### Stated task
Copy out the listing that follows exactly, dropping every picture.

### Data extract
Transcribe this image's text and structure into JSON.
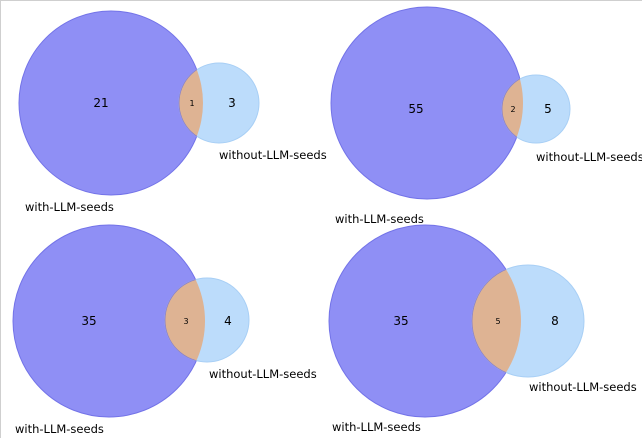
{
  "chart_data": [
    {
      "type": "venn",
      "sets": [
        "with-LLM-seeds",
        "without-LLM-seeds"
      ],
      "only_a": 21,
      "intersection": 1,
      "only_b": 3,
      "colors": {
        "a": "#8f8ff5",
        "b": "#bcdcfb",
        "overlap": "#deb393"
      }
    },
    {
      "type": "venn",
      "sets": [
        "with-LLM-seeds",
        "without-LLM-seeds"
      ],
      "only_a": 55,
      "intersection": 2,
      "only_b": 5,
      "colors": {
        "a": "#8f8ff5",
        "b": "#bcdcfb",
        "overlap": "#deb393"
      }
    },
    {
      "type": "venn",
      "sets": [
        "with-LLM-seeds",
        "without-LLM-seeds"
      ],
      "only_a": 35,
      "intersection": 3,
      "only_b": 4,
      "colors": {
        "a": "#8f8ff5",
        "b": "#bcdcfb",
        "overlap": "#deb393"
      }
    },
    {
      "type": "venn",
      "sets": [
        "with-LLM-seeds",
        "without-LLM-seeds"
      ],
      "only_a": 35,
      "intersection": 5,
      "only_b": 8,
      "colors": {
        "a": "#8f8ff5",
        "b": "#bcdcfb",
        "overlap": "#deb393"
      }
    }
  ]
}
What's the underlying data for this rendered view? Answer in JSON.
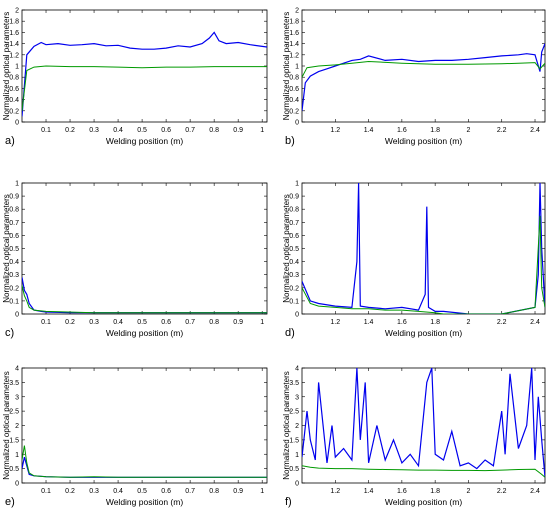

### Reply to the task
Transcribe this image's text and structure into JSON.
{
  "chart_data": [
    {
      "type": "venn",
      "sets": [
        "with-LLM-seeds",
        "without-LLM-seeds"
      ],
      "only_a": 21,
      "intersection": 1,
      "only_b": 3,
      "colors": {
        "a": "#8f8ff5",
        "b": "#bcdcfb",
        "overlap": "#deb393"
      }
    },
    {
      "type": "venn",
      "sets": [
        "with-LLM-seeds",
        "without-LLM-seeds"
      ],
      "only_a": 55,
      "intersection": 2,
      "only_b": 5,
      "colors": {
        "a": "#8f8ff5",
        "b": "#bcdcfb",
        "overlap": "#deb393"
      }
    },
    {
      "type": "venn",
      "sets": [
        "with-LLM-seeds",
        "without-LLM-seeds"
      ],
      "only_a": 35,
      "intersection": 3,
      "only_b": 4,
      "colors": {
        "a": "#8f8ff5",
        "b": "#bcdcfb",
        "overlap": "#deb393"
      }
    },
    {
      "type": "venn",
      "sets": [
        "with-LLM-seeds",
        "without-LLM-seeds"
      ],
      "only_a": 35,
      "intersection": 5,
      "only_b": 8,
      "colors": {
        "a": "#8f8ff5",
        "b": "#bcdcfb",
        "overlap": "#deb393"
      }
    }
  ]
}
What's the underlying data for this rendered view? Answer in JSON.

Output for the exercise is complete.